■ DOCUMENT EXCERPT ■
SPEAKER_00But I also think that like for my introvert, right? But for this example, I'm gonna tell you the end of the story. You told me, and my daughter told me, like, yeah, text wouldn't have been the way to go. And you can probably just my 18-year-old daughter is very wise, like, you're never gonna get an answer, you're never gonna find out what you did, let it go, and just get your own closure. Now, I listened to no one, and this morning I had to just it had been a couple days. I sent a text and I said, Hey, I care about you, and I just want to know if I have done anything that I need to apologize for, or if I've offended you in any way, I want to own up to that. And I sent the text, and I immediately got a response from the person, and I have my closure now because I'm not gonna share the details, but the only detail I will share is I didn't do anything to hurt them. Now I can sleep at night, I can make my decision about where this friendship goes from here, but I needed that, I needed my closure, and I think that a lot of people listening are like, well, you're not always gonna get your closure, and they're silent speak volumes, and sometimes that's okay. And when I sent that text today, I was prepared not to get an answer, and I made a deal with myself. I, as a Christian, need to man up in case there's anything I've ever done. And it because as a Christian, you want to just like go to your brother or your sister, but now I was done. If I never heard from him again, I would be done. And um, I feel okay now. Like it, and my daughter's like, I can't believe you're okay because you know, still you still didn't get invited and whatever. And I'm like, you know what? I choose to see the world half full. I choose to believe in the response that I got, and I'm okay. It doesn't mean that I'm not gonna face that rejection, but at this age in my life, it's so different than how an 18-year-old would have responded. My 18-year-old daughter was like, that's a bunch of crap, and you don't believe what they really said, do you? And I go, I absolutely believe what they said. Yeah. And I'm moving on. And the 18-year-old self would be like, Well, you know, off with their head. Yeah, I no, I'm totally done now.
SPEAKER_01No developed frontal lobe, right? Oh my gosh, the things I said at 18. But I my response was, oh, just give a call. What's hard about text messages in this day and age, it's hard because we all read, filter them through our own filters, right? So if you're on the reciprocating end of an e of a text, it can be really challenging to like read it because we tend to read it in the filter we're in, or maybe the mood we're in, or the situation we're in, whatever.
SPEAKER_00And then I also and I have a rule about this. If I send you a text message and I know you're gonna show it to 10 different people, every text message I send, in most situations, I have to be comfortable that that might get out. Like if you were talking about me, I can't believe what Carrie said. So that message that I sent this morning got written five times just to make sure that it was kind and that it was coposthetic. Right.

■ ASSIGNED TASK 1 ■
Please list the three things that, according to the conversation about texting a friend, shape how we read a text message we receive.
■ ASSIGNED TASK 2 ■
Carry the conversation about texting a friend forward, picking up right after its final line.

■ GIVEN DATA ■
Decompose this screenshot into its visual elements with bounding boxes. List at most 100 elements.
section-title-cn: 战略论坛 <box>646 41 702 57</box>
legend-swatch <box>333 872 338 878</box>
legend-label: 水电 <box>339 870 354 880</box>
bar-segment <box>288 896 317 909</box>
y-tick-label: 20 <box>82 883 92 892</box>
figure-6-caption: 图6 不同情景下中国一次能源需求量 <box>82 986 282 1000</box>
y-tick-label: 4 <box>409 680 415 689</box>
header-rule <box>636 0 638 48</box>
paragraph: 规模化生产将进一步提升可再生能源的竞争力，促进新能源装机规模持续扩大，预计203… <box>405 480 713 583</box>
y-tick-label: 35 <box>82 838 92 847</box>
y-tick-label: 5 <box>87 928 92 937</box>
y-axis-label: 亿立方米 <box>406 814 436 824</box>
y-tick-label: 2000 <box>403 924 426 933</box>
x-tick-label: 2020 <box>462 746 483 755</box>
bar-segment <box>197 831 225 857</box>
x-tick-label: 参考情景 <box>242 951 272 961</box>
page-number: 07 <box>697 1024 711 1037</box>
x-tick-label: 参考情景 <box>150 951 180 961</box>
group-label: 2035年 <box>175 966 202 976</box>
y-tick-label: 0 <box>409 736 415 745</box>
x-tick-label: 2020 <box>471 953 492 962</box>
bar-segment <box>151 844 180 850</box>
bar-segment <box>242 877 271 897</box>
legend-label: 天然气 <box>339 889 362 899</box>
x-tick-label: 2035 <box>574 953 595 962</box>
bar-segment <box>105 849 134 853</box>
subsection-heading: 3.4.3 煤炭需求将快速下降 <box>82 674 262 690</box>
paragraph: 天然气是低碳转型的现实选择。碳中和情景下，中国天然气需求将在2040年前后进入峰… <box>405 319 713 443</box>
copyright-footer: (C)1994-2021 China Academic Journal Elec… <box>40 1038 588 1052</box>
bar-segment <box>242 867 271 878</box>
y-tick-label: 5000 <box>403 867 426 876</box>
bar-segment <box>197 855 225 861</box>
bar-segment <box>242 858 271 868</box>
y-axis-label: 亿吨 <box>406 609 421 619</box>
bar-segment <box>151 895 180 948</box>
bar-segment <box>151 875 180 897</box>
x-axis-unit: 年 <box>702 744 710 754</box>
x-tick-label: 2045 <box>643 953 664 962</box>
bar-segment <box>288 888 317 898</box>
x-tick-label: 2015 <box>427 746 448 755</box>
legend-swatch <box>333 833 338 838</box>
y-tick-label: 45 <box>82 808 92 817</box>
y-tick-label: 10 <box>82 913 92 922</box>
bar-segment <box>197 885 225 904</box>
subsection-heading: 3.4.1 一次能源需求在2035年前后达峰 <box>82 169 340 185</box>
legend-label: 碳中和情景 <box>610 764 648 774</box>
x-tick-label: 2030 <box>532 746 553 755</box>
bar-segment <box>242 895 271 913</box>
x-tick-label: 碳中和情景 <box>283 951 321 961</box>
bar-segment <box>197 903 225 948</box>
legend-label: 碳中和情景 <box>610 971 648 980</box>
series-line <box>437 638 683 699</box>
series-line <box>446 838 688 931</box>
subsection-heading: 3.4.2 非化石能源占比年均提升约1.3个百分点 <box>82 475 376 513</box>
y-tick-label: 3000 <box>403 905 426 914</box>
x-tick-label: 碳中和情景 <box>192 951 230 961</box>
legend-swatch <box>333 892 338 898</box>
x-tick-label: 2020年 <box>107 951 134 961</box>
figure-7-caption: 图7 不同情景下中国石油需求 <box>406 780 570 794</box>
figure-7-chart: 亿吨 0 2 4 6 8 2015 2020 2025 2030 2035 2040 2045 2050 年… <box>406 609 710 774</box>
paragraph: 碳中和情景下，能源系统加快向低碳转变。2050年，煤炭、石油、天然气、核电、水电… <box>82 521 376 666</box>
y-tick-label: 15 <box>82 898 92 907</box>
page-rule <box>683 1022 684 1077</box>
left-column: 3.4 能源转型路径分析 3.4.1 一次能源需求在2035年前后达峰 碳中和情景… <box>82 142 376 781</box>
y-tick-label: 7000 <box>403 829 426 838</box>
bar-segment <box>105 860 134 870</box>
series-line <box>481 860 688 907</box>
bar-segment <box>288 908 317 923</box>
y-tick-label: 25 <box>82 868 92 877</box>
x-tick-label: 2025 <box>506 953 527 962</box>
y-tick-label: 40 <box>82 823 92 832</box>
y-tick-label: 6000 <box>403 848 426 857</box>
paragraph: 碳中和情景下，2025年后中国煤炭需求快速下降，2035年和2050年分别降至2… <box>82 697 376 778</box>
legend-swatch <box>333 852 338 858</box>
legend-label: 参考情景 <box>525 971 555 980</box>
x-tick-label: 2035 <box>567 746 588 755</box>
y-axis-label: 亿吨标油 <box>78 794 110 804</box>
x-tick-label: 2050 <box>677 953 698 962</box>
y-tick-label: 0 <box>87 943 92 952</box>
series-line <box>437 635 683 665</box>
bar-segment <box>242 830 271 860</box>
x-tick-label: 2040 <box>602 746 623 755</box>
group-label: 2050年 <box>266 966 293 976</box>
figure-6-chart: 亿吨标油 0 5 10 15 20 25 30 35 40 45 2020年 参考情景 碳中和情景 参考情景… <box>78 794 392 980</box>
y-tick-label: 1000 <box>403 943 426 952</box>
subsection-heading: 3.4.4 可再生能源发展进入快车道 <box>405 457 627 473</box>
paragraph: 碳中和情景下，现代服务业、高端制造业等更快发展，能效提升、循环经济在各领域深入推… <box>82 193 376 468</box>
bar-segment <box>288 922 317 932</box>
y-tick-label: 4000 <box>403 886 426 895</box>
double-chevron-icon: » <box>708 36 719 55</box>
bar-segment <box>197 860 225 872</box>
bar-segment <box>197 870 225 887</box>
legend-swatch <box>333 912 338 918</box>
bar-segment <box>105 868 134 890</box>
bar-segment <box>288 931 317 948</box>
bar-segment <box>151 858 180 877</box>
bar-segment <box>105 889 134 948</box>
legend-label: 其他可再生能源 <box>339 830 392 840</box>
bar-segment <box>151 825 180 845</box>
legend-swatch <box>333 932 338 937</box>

■ RESPONSE 1 ■
The filter we're in, the mood we're in, and the situation we're in.

■ RESPONSE 2 ■
SPEAKER_01And I think this is gonna sound so harsh, but and it's not really to this particular situation. What saves us though, even though we all know Paul and I have some theological issues because I think he could have translated things better, um, or the translator could have translated, but I think it's part of Paul's kind of concept of don't think of any, don't think of yourself as more, what's the word? I guess better. Not yeah, that's not in the in the um translation, but it's like more significant. And I don't think he's saying don't think about ourselves, but I think he's saying, and maybe this is not theologically correct, but I I am what I learned in my childhood, which I feel like it's kind of can allude to this for other people or for what Paul's meaning, I was born into a situation that said other people got a lot of crap going on too. It's not about you.
SPEAKER_00And well, I think that's really a healthy thing, like a really healthy way to look at in a bad way.
SPEAKER_01No, in a bad way, no, because it can be bad. Because then it says in a in a really far wrong way, it can be like people have a lot of crap going on. You know, I'm gonna look at it in male relationships, boyfriend or girlfriend. People have a lot of crap going on, he has a lot of stuff, he only has a certain amount of capacity, he has a lot of his own crap. He can kind of I'm gonna let him off the hook for treating me that way. You know, it's fine. He had a trauma traumatic childhood. Yeah, I mean, I'm gonna take traumatic childhoods really seriously.
SPEAKER_00Yeah, I mean that's like but I think if I can learn to live, I like as we're sort of like wrapping up this whole rejection thing, like I'm going to I'm gonna get rejection. It's it's a part of life. It's it's a part of life. I'm gonna have parties that I go, but here's what I get to choose now. I get to choose, like, you know, we talked about how Jesus had the three, Jesus had the 12, and Jesus had the 70. I, as a fully frontally lobe developed woman, get to choose who's my three, who's my 12. I mean, I don't have 70. Uh, so who's my three and who's my six? You know what I mean? It's kind of like that. And I get evidence based on the seasons of relationships. I may not be uh working with that person anymore. So we're not gonna be as close, but I'm gonna choose with the information I was given in this last text exchange, like with this particular situation, in like a super healthy way, to be like, no hard feelings. I wish you the best. And like, I'll be I'm fine now.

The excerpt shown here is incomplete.